Source material –
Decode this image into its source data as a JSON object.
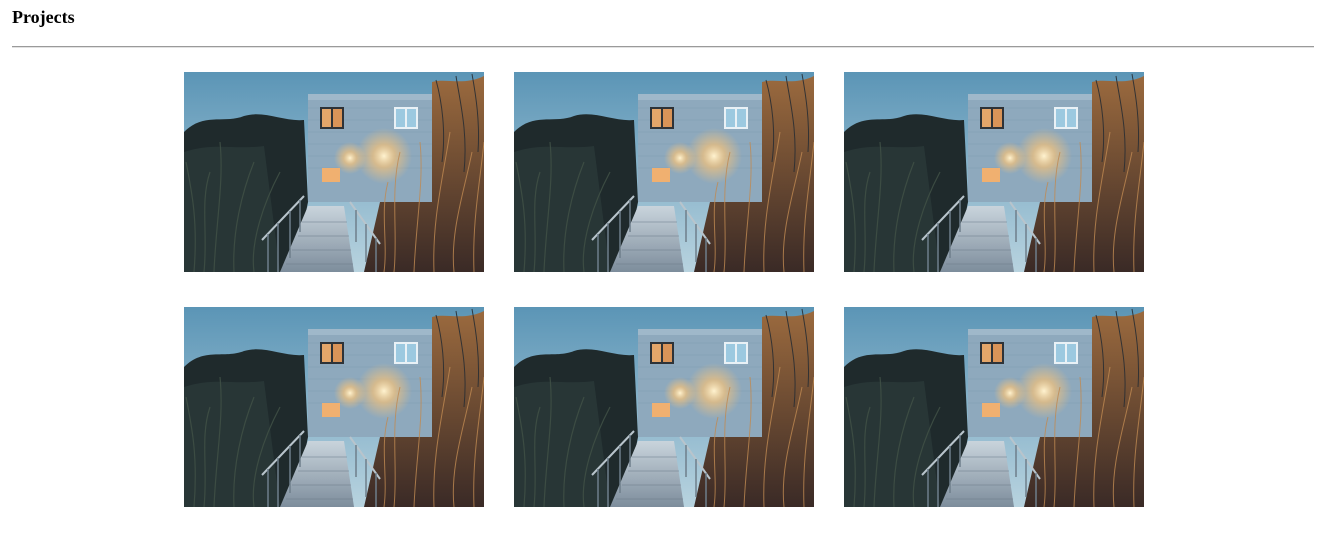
{
  "page": {
    "title": "Projects"
  },
  "projects": [
    {
      "photo": "house-at-dusk-photo"
    },
    {
      "photo": "house-at-dusk-photo"
    },
    {
      "photo": "house-at-dusk-photo"
    },
    {
      "photo": "house-at-dusk-photo"
    },
    {
      "photo": "house-at-dusk-photo"
    },
    {
      "photo": "house-at-dusk-photo"
    }
  ],
  "colors": {
    "sky_top": "#5b95b6",
    "sky_bottom": "#b8d3df",
    "house": "#8ea9bd",
    "foliage_dark": "#1f2a2c",
    "reeds_warm": "#8a5a35",
    "window_glow": "#f0b070",
    "walkway": "#a7b5c2",
    "rule": "#9a9a9a"
  }
}
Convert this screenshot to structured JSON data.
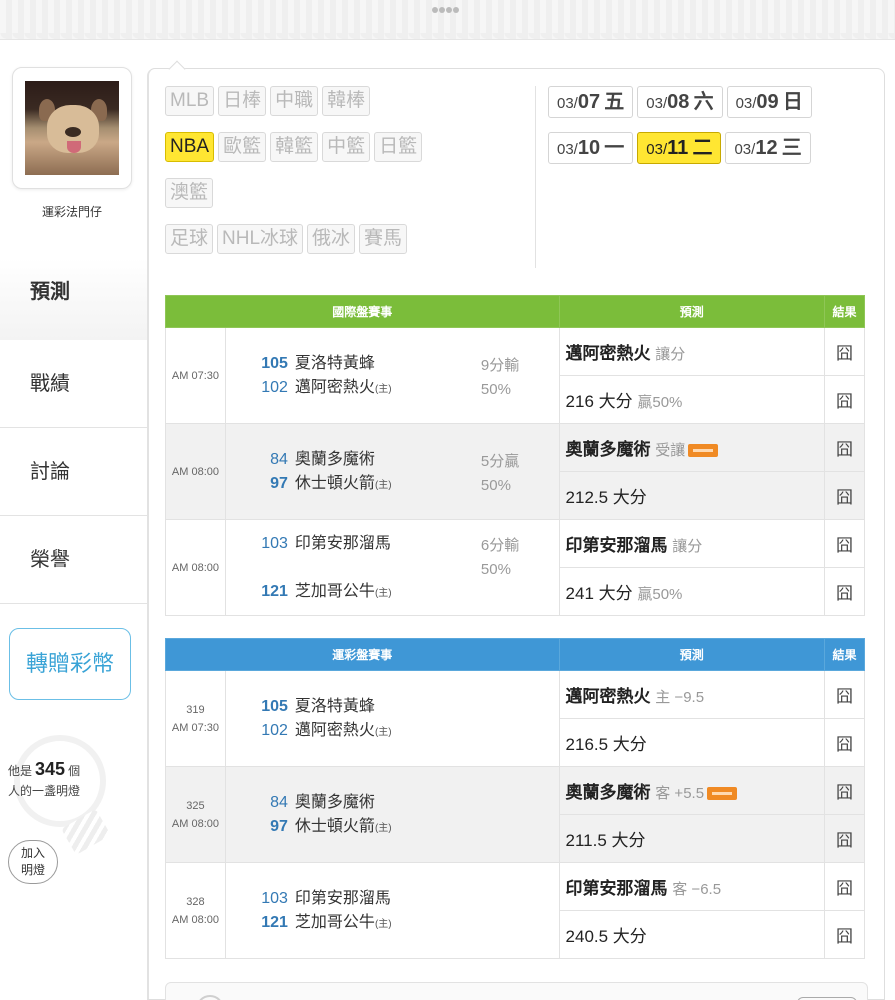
{
  "user": {
    "name": "運彩法門仔"
  },
  "nav": {
    "items": [
      {
        "label": "預測"
      },
      {
        "label": "戰績"
      },
      {
        "label": "討論"
      },
      {
        "label": "榮譽"
      }
    ],
    "gift_label": "轉贈彩幣"
  },
  "lamp": {
    "prefix": "他是",
    "count": "345",
    "suffix": "個",
    "line2": "人的一盞明燈",
    "join_line1": "加入",
    "join_line2": "明燈"
  },
  "sports": {
    "row1": [
      "MLB",
      "日棒",
      "中職",
      "韓棒"
    ],
    "row2": [
      "NBA",
      "歐籃",
      "韓籃",
      "中籃",
      "日籃"
    ],
    "row3": [
      "澳籃"
    ],
    "row4": [
      "足球",
      "NHL冰球",
      "俄冰",
      "賽馬"
    ],
    "active": "NBA"
  },
  "dates": [
    {
      "md": "03/",
      "day": "07",
      "wd": "五"
    },
    {
      "md": "03/",
      "day": "08",
      "wd": "六"
    },
    {
      "md": "03/",
      "day": "09",
      "wd": "日"
    },
    {
      "md": "03/",
      "day": "10",
      "wd": "一"
    },
    {
      "md": "03/",
      "day": "11",
      "wd": "二",
      "active": true
    },
    {
      "md": "03/",
      "day": "12",
      "wd": "三"
    }
  ],
  "intl_table": {
    "header_event": "國際盤賽事",
    "header_pred": "預測",
    "header_result": "結果",
    "games": [
      {
        "time": "AM 07:30",
        "away_num": "105",
        "away": "夏洛特黃蜂",
        "home_num": "102",
        "home": "邁阿密熱火",
        "home_mark": "(主)",
        "spread": "9分輸",
        "pct": "50%",
        "pred1": "邁阿密熱火",
        "pred1_sub": "讓分",
        "pred2": "216 大分",
        "pred2_sub": "贏50%",
        "res1": "囧",
        "res2": "囧"
      },
      {
        "time": "AM 08:00",
        "away_num": "84",
        "away": "奧蘭多魔術",
        "home_num": "97",
        "home": "休士頓火箭",
        "home_mark": "(主)",
        "spread": "5分贏",
        "pct": "50%",
        "pred1": "奧蘭多魔術",
        "pred1_sub": "受讓",
        "pred2": "212.5 大分",
        "pred2_sub": "",
        "res1": "囧",
        "res2": "囧"
      },
      {
        "time": "AM 08:00",
        "away_num": "103",
        "away": "印第安那溜馬",
        "home_num": "121",
        "home": "芝加哥公牛",
        "home_mark": "(主)",
        "spread": "6分輸",
        "pct": "50%",
        "pred1": "印第安那溜馬",
        "pred1_sub": "讓分",
        "pred2": "241 大分",
        "pred2_sub": "贏50%",
        "res1": "囧",
        "res2": "囧"
      }
    ]
  },
  "lottery_table": {
    "header_event": "運彩盤賽事",
    "header_pred": "預測",
    "header_result": "結果",
    "games": [
      {
        "id": "319",
        "time": "AM 07:30",
        "away_num": "105",
        "away": "夏洛特黃蜂",
        "home_num": "102",
        "home": "邁阿密熱火",
        "home_mark": "(主)",
        "pred1": "邁阿密熱火",
        "pred1_sub": "主 −9.5",
        "pred2": "216.5 大分",
        "res1": "囧",
        "res2": "囧"
      },
      {
        "id": "325",
        "time": "AM 08:00",
        "away_num": "84",
        "away": "奧蘭多魔術",
        "home_num": "97",
        "home": "休士頓火箭",
        "home_mark": "(主)",
        "pred1": "奧蘭多魔術",
        "pred1_sub": "客 +5.5",
        "pred2": "211.5 大分",
        "res1": "囧",
        "res2": "囧"
      },
      {
        "id": "328",
        "time": "AM 08:00",
        "away_num": "103",
        "away": "印第安那溜馬",
        "home_num": "121",
        "home": "芝加哥公牛",
        "home_mark": "(主)",
        "pred1": "印第安那溜馬",
        "pred1_sub": "客 −6.5",
        "pred2": "240.5 大分",
        "res1": "囧",
        "res2": "囧"
      }
    ]
  },
  "colors": {
    "intl_header": "#7bbd3a",
    "lottery_header": "#3f97d6",
    "active_tag": "#ffe632",
    "team_num": "#3379b4",
    "gift": "#39a3d6"
  }
}
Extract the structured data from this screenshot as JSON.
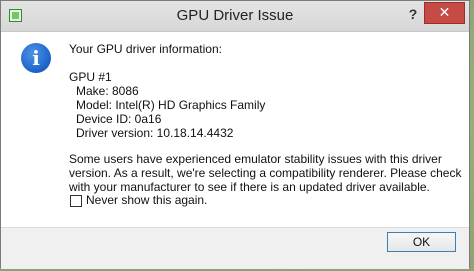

Exercise aim – Reproduce each entry precisely, dropping only the pictures.

In response –
Decode this image into its source data as a JSON object.
{
  "page": {
    "title": "Projects"
  },
  "projects": [
    {
      "photo": "house-at-dusk-photo"
    },
    {
      "photo": "house-at-dusk-photo"
    },
    {
      "photo": "house-at-dusk-photo"
    },
    {
      "photo": "house-at-dusk-photo"
    },
    {
      "photo": "house-at-dusk-photo"
    },
    {
      "photo": "house-at-dusk-photo"
    }
  ],
  "colors": {
    "sky_top": "#5b95b6",
    "sky_bottom": "#b8d3df",
    "house": "#8ea9bd",
    "foliage_dark": "#1f2a2c",
    "reeds_warm": "#8a5a35",
    "window_glow": "#f0b070",
    "walkway": "#a7b5c2",
    "rule": "#9a9a9a"
  }
}
Convert this screenshot to structured JSON data.
{
  "user": {
    "name": "運彩法門仔"
  },
  "nav": {
    "items": [
      {
        "label": "預測"
      },
      {
        "label": "戰績"
      },
      {
        "label": "討論"
      },
      {
        "label": "榮譽"
      }
    ],
    "gift_label": "轉贈彩幣"
  },
  "lamp": {
    "prefix": "他是",
    "count": "345",
    "suffix": "個",
    "line2": "人的一盞明燈",
    "join_line1": "加入",
    "join_line2": "明燈"
  },
  "sports": {
    "row1": [
      "MLB",
      "日棒",
      "中職",
      "韓棒"
    ],
    "row2": [
      "NBA",
      "歐籃",
      "韓籃",
      "中籃",
      "日籃"
    ],
    "row3": [
      "澳籃"
    ],
    "row4": [
      "足球",
      "NHL冰球",
      "俄冰",
      "賽馬"
    ],
    "active": "NBA"
  },
  "dates": [
    {
      "md": "03/",
      "day": "07",
      "wd": "五"
    },
    {
      "md": "03/",
      "day": "08",
      "wd": "六"
    },
    {
      "md": "03/",
      "day": "09",
      "wd": "日"
    },
    {
      "md": "03/",
      "day": "10",
      "wd": "一"
    },
    {
      "md": "03/",
      "day": "11",
      "wd": "二",
      "active": true
    },
    {
      "md": "03/",
      "day": "12",
      "wd": "三"
    }
  ],
  "intl_table": {
    "header_event": "國際盤賽事",
    "header_pred": "預測",
    "header_result": "結果",
    "games": [
      {
        "time": "AM 07:30",
        "away_num": "105",
        "away": "夏洛特黃蜂",
        "home_num": "102",
        "home": "邁阿密熱火",
        "home_mark": "(主)",
        "spread": "9分輸",
        "pct": "50%",
        "pred1": "邁阿密熱火",
        "pred1_sub": "讓分",
        "pred2": "216 大分",
        "pred2_sub": "贏50%",
        "res1": "囧",
        "res2": "囧"
      },
      {
        "time": "AM 08:00",
        "away_num": "84",
        "away": "奧蘭多魔術",
        "home_num": "97",
        "home": "休士頓火箭",
        "home_mark": "(主)",
        "spread": "5分贏",
        "pct": "50%",
        "pred1": "奧蘭多魔術",
        "pred1_sub": "受讓",
        "pred2": "212.5 大分",
        "pred2_sub": "",
        "res1": "囧",
        "res2": "囧"
      },
      {
        "time": "AM 08:00",
        "away_num": "103",
        "away": "印第安那溜馬",
        "home_num": "121",
        "home": "芝加哥公牛",
        "home_mark": "(主)",
        "spread": "6分輸",
        "pct": "50%",
        "pred1": "印第安那溜馬",
        "pred1_sub": "讓分",
        "pred2": "241 大分",
        "pred2_sub": "贏50%",
        "res1": "囧",
        "res2": "囧"
      }
    ]
  },
  "lottery_table": {
    "header_event": "運彩盤賽事",
    "header_pred": "預測",
    "header_result": "結果",
    "games": [
      {
        "id": "319",
        "time": "AM 07:30",
        "away_num": "105",
        "away": "夏洛特黃蜂",
        "home_num": "102",
        "home": "邁阿密熱火",
        "home_mark": "(主)",
        "pred1": "邁阿密熱火",
        "pred1_sub": "主 −9.5",
        "pred2": "216.5 大分",
        "res1": "囧",
        "res2": "囧"
      },
      {
        "id": "325",
        "time": "AM 08:00",
        "away_num": "84",
        "away": "奧蘭多魔術",
        "home_num": "97",
        "home": "休士頓火箭",
        "home_mark": "(主)",
        "pred1": "奧蘭多魔術",
        "pred1_sub": "客 +5.5",
        "pred2": "211.5 大分",
        "res1": "囧",
        "res2": "囧"
      },
      {
        "id": "328",
        "time": "AM 08:00",
        "away_num": "103",
        "away": "印第安那溜馬",
        "home_num": "121",
        "home": "芝加哥公牛",
        "home_mark": "(主)",
        "pred1": "印第安那溜馬",
        "pred1_sub": "客 −6.5",
        "pred2": "240.5 大分",
        "res1": "囧",
        "res2": "囧"
      }
    ]
  },
  "colors": {
    "intl_header": "#7bbd3a",
    "lottery_header": "#3f97d6",
    "active_tag": "#ffe632",
    "team_num": "#3379b4",
    "gift": "#39a3d6"
  }
}
Extract the structured data from this screenshot as JSON.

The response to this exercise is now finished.